▶ Task details
Reproduce all of the data exactly, with no line skipped.

** start Dataset content **

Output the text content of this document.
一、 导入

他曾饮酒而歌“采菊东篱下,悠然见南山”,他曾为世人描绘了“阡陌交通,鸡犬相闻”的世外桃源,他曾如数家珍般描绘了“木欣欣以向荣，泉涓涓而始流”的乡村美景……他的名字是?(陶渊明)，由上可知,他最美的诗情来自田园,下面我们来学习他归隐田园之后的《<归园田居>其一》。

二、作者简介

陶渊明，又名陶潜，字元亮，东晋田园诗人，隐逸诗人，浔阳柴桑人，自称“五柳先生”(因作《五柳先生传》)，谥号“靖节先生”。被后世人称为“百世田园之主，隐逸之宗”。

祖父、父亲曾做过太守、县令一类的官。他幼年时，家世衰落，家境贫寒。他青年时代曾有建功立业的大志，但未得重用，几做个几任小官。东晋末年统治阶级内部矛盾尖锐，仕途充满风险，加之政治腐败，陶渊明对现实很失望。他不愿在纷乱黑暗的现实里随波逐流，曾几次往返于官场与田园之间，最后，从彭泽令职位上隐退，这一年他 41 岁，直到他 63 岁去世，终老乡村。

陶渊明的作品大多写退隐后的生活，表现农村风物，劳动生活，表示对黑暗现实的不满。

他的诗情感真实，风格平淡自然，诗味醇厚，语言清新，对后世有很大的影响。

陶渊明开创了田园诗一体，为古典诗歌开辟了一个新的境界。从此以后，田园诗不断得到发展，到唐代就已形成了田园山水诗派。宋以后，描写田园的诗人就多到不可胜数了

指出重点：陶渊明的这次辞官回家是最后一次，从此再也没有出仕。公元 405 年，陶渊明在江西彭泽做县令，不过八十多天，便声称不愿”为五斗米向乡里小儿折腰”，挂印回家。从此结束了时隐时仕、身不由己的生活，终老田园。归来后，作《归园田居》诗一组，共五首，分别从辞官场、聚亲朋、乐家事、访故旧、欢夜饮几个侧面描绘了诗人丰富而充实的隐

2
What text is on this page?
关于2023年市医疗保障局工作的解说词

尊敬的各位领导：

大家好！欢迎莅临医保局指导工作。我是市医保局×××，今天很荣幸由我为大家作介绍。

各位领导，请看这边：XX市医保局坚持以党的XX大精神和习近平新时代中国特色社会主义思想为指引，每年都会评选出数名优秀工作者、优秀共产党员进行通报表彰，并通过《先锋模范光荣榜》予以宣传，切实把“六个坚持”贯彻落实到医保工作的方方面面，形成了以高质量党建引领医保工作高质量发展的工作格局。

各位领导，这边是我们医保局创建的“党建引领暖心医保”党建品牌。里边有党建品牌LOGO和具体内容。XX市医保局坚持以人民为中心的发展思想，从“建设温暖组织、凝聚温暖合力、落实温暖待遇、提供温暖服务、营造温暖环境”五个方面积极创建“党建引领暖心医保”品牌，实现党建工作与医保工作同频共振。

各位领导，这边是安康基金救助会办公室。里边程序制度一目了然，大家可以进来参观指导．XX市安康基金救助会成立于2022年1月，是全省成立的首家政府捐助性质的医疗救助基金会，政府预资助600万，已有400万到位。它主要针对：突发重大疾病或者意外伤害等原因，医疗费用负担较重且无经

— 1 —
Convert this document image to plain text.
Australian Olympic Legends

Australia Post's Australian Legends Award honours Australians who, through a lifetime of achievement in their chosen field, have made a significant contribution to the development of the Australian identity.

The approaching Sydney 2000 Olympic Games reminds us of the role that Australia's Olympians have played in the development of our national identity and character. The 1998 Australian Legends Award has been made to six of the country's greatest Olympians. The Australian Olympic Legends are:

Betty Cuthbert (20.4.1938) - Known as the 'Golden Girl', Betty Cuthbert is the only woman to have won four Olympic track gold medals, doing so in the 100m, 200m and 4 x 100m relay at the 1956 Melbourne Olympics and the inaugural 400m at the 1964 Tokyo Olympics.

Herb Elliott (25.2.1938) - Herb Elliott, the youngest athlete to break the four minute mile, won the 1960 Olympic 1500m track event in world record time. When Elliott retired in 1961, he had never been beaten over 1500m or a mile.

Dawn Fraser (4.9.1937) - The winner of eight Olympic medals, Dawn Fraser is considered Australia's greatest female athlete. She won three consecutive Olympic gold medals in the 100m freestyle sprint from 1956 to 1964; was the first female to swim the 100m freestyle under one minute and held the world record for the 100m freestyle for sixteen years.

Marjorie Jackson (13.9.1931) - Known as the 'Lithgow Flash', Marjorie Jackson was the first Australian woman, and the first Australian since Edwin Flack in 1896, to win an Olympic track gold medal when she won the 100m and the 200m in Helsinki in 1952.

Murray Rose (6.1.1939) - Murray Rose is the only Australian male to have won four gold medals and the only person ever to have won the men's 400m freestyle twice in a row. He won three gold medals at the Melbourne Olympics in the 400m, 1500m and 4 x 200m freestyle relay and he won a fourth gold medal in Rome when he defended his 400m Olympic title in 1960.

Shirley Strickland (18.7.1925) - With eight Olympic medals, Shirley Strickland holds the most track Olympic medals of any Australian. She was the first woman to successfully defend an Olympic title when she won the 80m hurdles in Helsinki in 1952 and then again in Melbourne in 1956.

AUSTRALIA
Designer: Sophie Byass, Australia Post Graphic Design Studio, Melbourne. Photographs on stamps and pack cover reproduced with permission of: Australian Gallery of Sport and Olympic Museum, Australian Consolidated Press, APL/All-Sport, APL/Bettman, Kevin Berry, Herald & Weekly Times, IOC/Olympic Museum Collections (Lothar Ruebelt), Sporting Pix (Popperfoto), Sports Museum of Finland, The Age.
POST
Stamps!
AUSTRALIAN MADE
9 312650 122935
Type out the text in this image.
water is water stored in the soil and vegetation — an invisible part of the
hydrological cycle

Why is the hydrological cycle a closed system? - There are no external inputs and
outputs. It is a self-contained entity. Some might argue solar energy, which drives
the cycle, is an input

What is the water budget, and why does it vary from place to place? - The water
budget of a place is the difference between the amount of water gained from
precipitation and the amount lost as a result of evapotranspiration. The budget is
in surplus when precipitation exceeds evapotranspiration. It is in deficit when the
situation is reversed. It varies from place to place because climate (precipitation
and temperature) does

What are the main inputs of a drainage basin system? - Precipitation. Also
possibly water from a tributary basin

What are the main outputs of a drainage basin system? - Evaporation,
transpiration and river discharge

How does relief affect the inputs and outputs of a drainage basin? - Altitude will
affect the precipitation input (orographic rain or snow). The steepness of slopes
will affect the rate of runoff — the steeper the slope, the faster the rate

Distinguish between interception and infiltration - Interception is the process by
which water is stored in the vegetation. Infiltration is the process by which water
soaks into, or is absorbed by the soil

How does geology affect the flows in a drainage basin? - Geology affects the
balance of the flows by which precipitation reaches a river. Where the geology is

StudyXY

** end Dataset content **

▶ Response
Output the text content of this document.
一、 导入

他曾饮酒而歌“采菊东篱下,悠然见南山”,他曾为世人描绘了“阡陌交通,鸡犬相闻”的世外桃源,他曾如数家珍般描绘了“木欣欣以向荣，泉涓涓而始流”的乡村美景……他的名字是?(陶渊明)，由上可知,他最美的诗情来自田园,下面我们来学习他归隐田园之后的《<归园田居>其一》。

二、作者简介

陶渊明，又名陶潜，字元亮，东晋田园诗人，隐逸诗人，浔阳柴桑人，自称“五柳先生”(因作《五柳先生传》)，谥号“靖节先生”。被后世人称为“百世田园之主，隐逸之宗”。

祖父、父亲曾做过太守、县令一类的官。他幼年时，家世衰落，家境贫寒。他青年时代曾有建功立业的大志，但未得重用，几做个几任小官。东晋末年统治阶级内部矛盾尖锐，仕途充满风险，加之政治腐败，陶渊明对现实很失望。他不愿在纷乱黑暗的现实里随波逐流，曾几次往返于官场与田园之间，最后，从彭泽令职位上隐退，这一年他 41 岁，直到他 63 岁去世，终老乡村。

陶渊明的作品大多写退隐后的生活，表现农村风物，劳动生活，表示对黑暗现实的不满。

他的诗情感真实，风格平淡自然，诗味醇厚，语言清新，对后世有很大的影响。

陶渊明开创了田园诗一体，为古典诗歌开辟了一个新的境界。从此以后，田园诗不断得到发展，到唐代就已形成了田园山水诗派。宋以后，描写田园的诗人就多到不可胜数了

指出重点：陶渊明的这次辞官回家是最后一次，从此再也没有出仕。公元 405 年，陶渊明在江西彭泽做县令，不过八十多天，便声称不愿”为五斗米向乡里小儿折腰”，挂印回家。从此结束了时隐时仕、身不由己的生活，终老田园。归来后，作《归园田居》诗一组，共五首，分别从辞官场、聚亲朋、乐家事、访故旧、欢夜饮几个侧面描绘了诗人丰富而充实的隐

2
What text is on this page?
关于2023年市医疗保障局工作的解说词

尊敬的各位领导：

大家好！欢迎莅临医保局指导工作。我是市医保局×××，今天很荣幸由我为大家作介绍。

各位领导，请看这边：XX市医保局坚持以党的XX大精神和习近平新时代中国特色社会主义思想为指引，每年都会评选出数名优秀工作者、优秀共产党员进行通报表彰，并通过《先锋模范光荣榜》予以宣传，切实把“六个坚持”贯彻落实到医保工作的方方面面，形成了以高质量党建引领医保工作高质量发展的工作格局。

各位领导，这边是我们医保局创建的“党建引领暖心医保”党建品牌。里边有党建品牌LOGO和具体内容。XX市医保局坚持以人民为中心的发展思想，从“建设温暖组织、凝聚温暖合力、落实温暖待遇、提供温暖服务、营造温暖环境”五个方面积极创建“党建引领暖心医保”品牌，实现党建工作与医保工作同频共振。

各位领导，这边是安康基金救助会办公室。里边程序制度一目了然，大家可以进来参观指导．XX市安康基金救助会成立于2022年1月，是全省成立的首家政府捐助性质的医疗救助基金会，政府预资助600万，已有400万到位。它主要针对：突发重大疾病或者意外伤害等原因，医疗费用负担较重且无经

— 1 —
Convert this document image to plain text.
Australian Olympic Legends

Australia Post's Australian Legends Award honours Australians who, through a lifetime of achievement in their chosen field, have made a significant contribution to the development of the Australian identity.

The approaching Sydney 2000 Olympic Games reminds us of the role that Australia's Olympians have played in the development of our national identity and character. The 1998 Australian Legends Award has been made to six of the country's greatest Olympians. The Australian Olympic Legends are:

Betty Cuthbert (20.4.1938) - Known as the 'Golden Girl', Betty Cuthbert is the only woman to have won four Olympic track gold medals, doing so in the 100m, 200m and 4 x 100m relay at the 1956 Melbourne Olympics and the inaugural 400m at the 1964 Tokyo Olympics.

Herb Elliott (25.2.1938) - Herb Elliott, the youngest athlete to break the four minute mile, won the 1960 Olympic 1500m track event in world record time. When Elliott retired in 1961, he had never been beaten over 1500m or a mile.

Dawn Fraser (4.9.1937) - The winner of eight Olympic medals, Dawn Fraser is considered Australia's greatest female athlete. She won three consecutive Olympic gold medals in the 100m freestyle sprint from 1956 to 1964; was the first female to swim the 100m freestyle under one minute and held the world record for the 100m freestyle for sixteen years.

Marjorie Jackson (13.9.1931) - Known as the 'Lithgow Flash', Marjorie Jackson was the first Australian woman, and the first Australian since Edwin Flack in 1896, to win an Olympic track gold medal when she won the 100m and the 200m in Helsinki in 1952.

Murray Rose (6.1.1939) - Murray Rose is the only Australian male to have won four gold medals and the only person ever to have won the men's 400m freestyle twice in a row. He won three gold medals at the Melbourne Olympics in the 400m, 1500m and 4 x 200m freestyle relay and he won a fourth gold medal in Rome when he defended his 400m Olympic title in 1960.

Shirley Strickland (18.7.1925) - With eight Olympic medals, Shirley Strickland holds the most track Olympic medals of any Australian. She was the first woman to successfully defend an Olympic title when she won the 80m hurdles in Helsinki in 1952 and then again in Melbourne in 1956.

AUSTRALIA
Designer: Sophie Byass, Australia Post Graphic Design Studio, Melbourne. Photographs on stamps and pack cover reproduced with permission of: Australian Gallery of Sport and Olympic Museum, Australian Consolidated Press, APL/All-Sport, APL/Bettman, Kevin Berry, Herald & Weekly Times, IOC/Olympic Museum Collections (Lothar Ruebelt), Sporting Pix (Popperfoto), Sports Museum of Finland, The Age.
POST
Stamps!
AUSTRALIAN MADE
9 312650 122935
Type out the text in this image.
water is water stored in the soil and vegetation — an invisible part of the
hydrological cycle

Why is the hydrological cycle a closed system? - There are no external inputs and
outputs. It is a self-contained entity. Some might argue solar energy, which drives
the cycle, is an input

What is the water budget, and why does it vary from place to place? - The water
budget of a place is the difference between the amount of water gained from
precipitation and the amount lost as a result of evapotranspiration. The budget is
in surplus when precipitation exceeds evapotranspiration. It is in deficit when the
situation is reversed. It varies from place to place because climate (precipitation
and temperature) does

What are the main inputs of a drainage basin system? - Precipitation. Also
possibly water from a tributary basin

What are the main outputs of a drainage basin system? - Evaporation,
transpiration and river discharge

How does relief affect the inputs and outputs of a drainage basin? - Altitude will
affect the precipitation input (orographic rain or snow). The steepness of slopes
will affect the rate of runoff — the steeper the slope, the faster the rate

Distinguish between interception and infiltration - Interception is the process by
which water is stored in the vegetation. Infiltration is the process by which water
soaks into, or is absorbed by the soil

How does geology affect the flows in a drainage basin? - Geology affects the
balance of the flows by which precipitation reaches a river. Where the geology is

StudyXY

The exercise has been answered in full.